┌──

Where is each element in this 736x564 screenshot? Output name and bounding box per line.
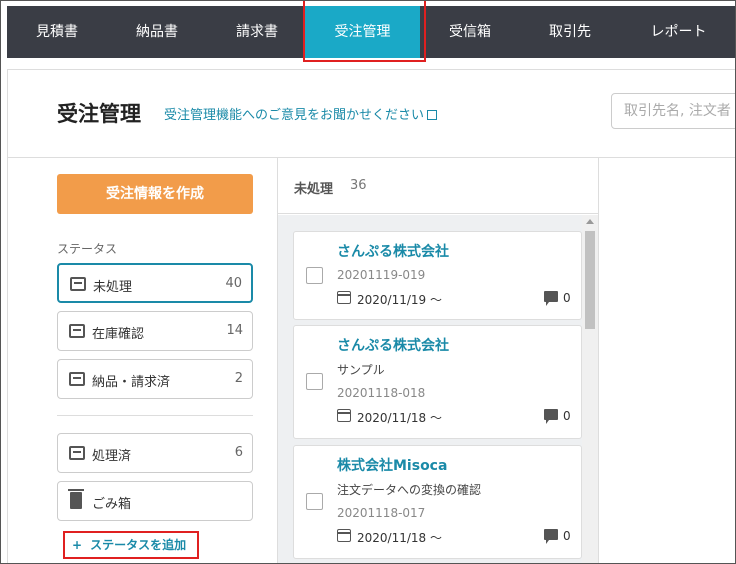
status-item-delivered-invoiced[interactable]: 納品・請求済 2 [57, 359, 253, 399]
status-count: 6 [234, 445, 243, 460]
status-label: 在庫確認 [92, 327, 145, 342]
card-checkbox[interactable] [306, 373, 323, 390]
nav-item-quotes[interactable]: 見積書 [7, 6, 107, 58]
comment-icon [544, 529, 558, 544]
status-label: 処理済 [92, 449, 132, 464]
status-item-unprocessed[interactable]: 未処理 40 [57, 263, 253, 303]
calendar-icon [337, 409, 351, 422]
column-count: 36 [350, 178, 367, 193]
page-header: 受注管理 受注管理機能へのご意見をお聞かせください [8, 70, 735, 158]
status-label: 納品・請求済 [92, 375, 171, 390]
inbox-icon [69, 446, 85, 460]
status-divider [57, 415, 253, 416]
inbox-icon [69, 372, 85, 386]
nav-item-reports[interactable]: レポート [620, 6, 735, 58]
card-order-id: 20201118-017 [337, 506, 426, 520]
comment-icon [544, 291, 558, 306]
column-title: 未処理 [294, 182, 334, 197]
order-card[interactable]: さんぷる株式会社 サンプル 20201118-018 2020/11/18 〜 … [293, 325, 582, 439]
card-subject: 注文データへの変換の確認 [337, 483, 482, 497]
status-item-trash[interactable]: ごみ箱 [57, 481, 253, 521]
feedback-link-label[interactable]: 受注管理機能へのご意見をお聞かせください [164, 108, 424, 123]
status-item-processed[interactable]: 処理済 6 [57, 433, 253, 473]
page-title: 受注管理 [57, 102, 141, 126]
card-date: 2020/11/19 〜 [357, 293, 442, 307]
add-status-label: ステータスを追加 [90, 538, 187, 552]
status-item-stock-check[interactable]: 在庫確認 14 [57, 311, 253, 351]
active-tab-highlight [303, 1, 426, 62]
card-comment-count: 0 [563, 529, 571, 543]
card-order-id: 20201118-018 [337, 386, 426, 400]
nav-item-inbox[interactable]: 受信箱 [420, 6, 520, 58]
calendar-icon [337, 529, 351, 542]
status-label: ごみ箱 [92, 497, 132, 512]
comment-icon [544, 409, 558, 424]
card-company[interactable]: さんぷる株式会社 [337, 335, 449, 355]
card-comment-count: 0 [563, 291, 571, 305]
status-count: 14 [226, 323, 243, 338]
card-comment-count: 0 [563, 409, 571, 423]
card-company[interactable]: さんぷる株式会社 [337, 241, 449, 261]
plus-icon: + [72, 538, 83, 552]
column-header: 未処理 36 [278, 158, 598, 214]
feedback-link[interactable]: 受注管理機能へのご意見をお聞かせください [164, 104, 438, 123]
order-card[interactable]: 株式会社Misoca 注文データへの変換の確認 20201118-017 202… [293, 445, 582, 559]
scroll-up-arrow-icon[interactable] [586, 219, 594, 224]
card-checkbox[interactable] [306, 493, 323, 510]
app-window: 見積書 納品書 請求書 受注管理 受信箱 取引先 レポート 受注管理 受注管理機… [0, 0, 736, 564]
card-date: 2020/11/18 〜 [357, 411, 442, 425]
status-label: 未処理 [93, 280, 133, 295]
trash-icon [68, 489, 84, 509]
search-input[interactable] [611, 93, 735, 129]
create-order-button[interactable]: 受注情報を作成 [57, 174, 253, 214]
card-date: 2020/11/18 〜 [357, 531, 442, 545]
column-scrollbar[interactable] [582, 215, 598, 563]
card-order-id: 20201119-019 [337, 268, 426, 282]
inbox-icon [70, 277, 86, 291]
nav-item-delivery[interactable]: 納品書 [107, 6, 207, 58]
order-card[interactable]: さんぷる株式会社 20201119-019 2020/11/19 〜 0 [293, 231, 582, 320]
inbox-icon [69, 324, 85, 338]
column-divider-right [598, 158, 599, 563]
main-panel: 受注管理 受注管理機能へのご意見をお聞かせください 受注情報を作成 ステータス … [7, 69, 735, 563]
scroll-thumb[interactable] [585, 231, 595, 329]
nav-item-invoices[interactable]: 請求書 [207, 6, 307, 58]
status-heading: ステータス [57, 242, 118, 256]
column-body: さんぷる株式会社 20201119-019 2020/11/19 〜 0 さんぷ… [278, 215, 598, 563]
card-company[interactable]: 株式会社Misoca [337, 455, 447, 475]
external-link-icon [427, 110, 438, 120]
card-checkbox[interactable] [306, 267, 323, 284]
calendar-icon [337, 291, 351, 304]
add-status-button[interactable]: + ステータスを追加 [63, 531, 199, 559]
status-count: 40 [225, 276, 242, 291]
card-subject: サンプル [337, 363, 385, 377]
status-count: 2 [234, 371, 243, 386]
nav-item-clients[interactable]: 取引先 [520, 6, 620, 58]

└──

* WHAT YOU NEED TO DO: Rewrite the listing above with every "calendar-icon" changed to "date-icon" and all other text left intact. Leave the picture out.

* RESULT FOR THIS EXERCISE:
Where is each element in this 736x564 screenshot? Output name and bounding box per line.
status-item-delivered-invoiced[interactable]: 納品・請求済 2 [57, 359, 253, 399]
status-count: 6 [234, 445, 243, 460]
status-label: 在庫確認 [92, 327, 145, 342]
card-checkbox[interactable] [306, 373, 323, 390]
nav-item-quotes[interactable]: 見積書 [7, 6, 107, 58]
comment-icon [544, 529, 558, 544]
status-label: 処理済 [92, 449, 132, 464]
status-item-unprocessed[interactable]: 未処理 40 [57, 263, 253, 303]
date-icon [337, 409, 351, 422]
column-count: 36 [350, 178, 367, 193]
page-header: 受注管理 受注管理機能へのご意見をお聞かせください [8, 70, 735, 158]
status-label: 納品・請求済 [92, 375, 171, 390]
inbox-icon [69, 446, 85, 460]
status-divider [57, 415, 253, 416]
inbox-icon [69, 372, 85, 386]
nav-item-reports[interactable]: レポート [620, 6, 735, 58]
card-order-id: 20201118-017 [337, 506, 426, 520]
comment-icon [544, 291, 558, 306]
column-title: 未処理 [294, 182, 334, 197]
order-card[interactable]: さんぷる株式会社 サンプル 20201118-018 2020/11/18 〜 … [293, 325, 582, 439]
card-subject: 注文データへの変換の確認 [337, 483, 482, 497]
status-item-trash[interactable]: ごみ箱 [57, 481, 253, 521]
feedback-link-label[interactable]: 受注管理機能へのご意見をお聞かせください [164, 108, 424, 123]
status-item-processed[interactable]: 処理済 6 [57, 433, 253, 473]
page-title: 受注管理 [57, 102, 141, 126]
card-date: 2020/11/19 〜 [357, 293, 442, 307]
add-status-label: ステータスを追加 [90, 538, 187, 552]
status-item-stock-check[interactable]: 在庫確認 14 [57, 311, 253, 351]
active-tab-highlight [303, 1, 426, 62]
card-comment-count: 0 [563, 529, 571, 543]
card-order-id: 20201118-018 [337, 386, 426, 400]
nav-item-inbox[interactable]: 受信箱 [420, 6, 520, 58]
date-icon [337, 529, 351, 542]
status-label: ごみ箱 [92, 497, 132, 512]
comment-icon [544, 409, 558, 424]
card-company[interactable]: さんぷる株式会社 [337, 335, 449, 355]
card-comment-count: 0 [563, 291, 571, 305]
status-count: 14 [226, 323, 243, 338]
card-comment-count: 0 [563, 409, 571, 423]
card-company[interactable]: さんぷる株式会社 [337, 241, 449, 261]
plus-icon: + [72, 538, 83, 552]
column-header: 未処理 36 [278, 158, 598, 214]
feedback-link[interactable]: 受注管理機能へのご意見をお聞かせください [164, 104, 438, 123]
order-card[interactable]: 株式会社Misoca 注文データへの変換の確認 20201118-017 202… [293, 445, 582, 559]
scroll-up-arrow-icon[interactable] [586, 219, 594, 224]
card-checkbox[interactable] [306, 493, 323, 510]
app-window: 見積書 納品書 請求書 受注管理 受信箱 取引先 レポート 受注管理 受注管理機… [0, 0, 736, 564]
card-date: 2020/11/18 〜 [357, 411, 442, 425]
status-label: 未処理 [93, 280, 133, 295]
trash-icon [68, 489, 84, 509]
search-input[interactable] [611, 93, 735, 129]
create-order-button[interactable]: 受注情報を作成 [57, 174, 253, 214]
card-date: 2020/11/18 〜 [357, 531, 442, 545]
column-scrollbar[interactable] [582, 215, 598, 563]
card-order-id: 20201119-019 [337, 268, 426, 282]
inbox-icon [70, 277, 86, 291]
nav-item-delivery[interactable]: 納品書 [107, 6, 207, 58]
order-card[interactable]: さんぷる株式会社 20201119-019 2020/11/19 〜 0 [293, 231, 582, 320]
inbox-icon [69, 324, 85, 338]
column-divider-right [598, 158, 599, 563]
main-panel: 受注管理 受注管理機能へのご意見をお聞かせください 受注情報を作成 ステータス … [7, 69, 735, 563]
scroll-thumb[interactable] [585, 231, 595, 329]
nav-item-invoices[interactable]: 請求書 [207, 6, 307, 58]
status-heading: ステータス [57, 242, 118, 256]
column-body: さんぷる株式会社 20201119-019 2020/11/19 〜 0 さんぷ… [278, 215, 598, 563]
card-company[interactable]: 株式会社Misoca [337, 455, 447, 475]
external-link-icon [427, 110, 438, 120]
card-checkbox[interactable] [306, 267, 323, 284]
date-icon [337, 291, 351, 304]
add-status-button[interactable]: + ステータスを追加 [63, 531, 199, 559]
status-count: 40 [225, 276, 242, 291]
card-subject: サンプル [337, 363, 385, 377]
status-count: 2 [234, 371, 243, 386]
nav-item-clients[interactable]: 取引先 [520, 6, 620, 58]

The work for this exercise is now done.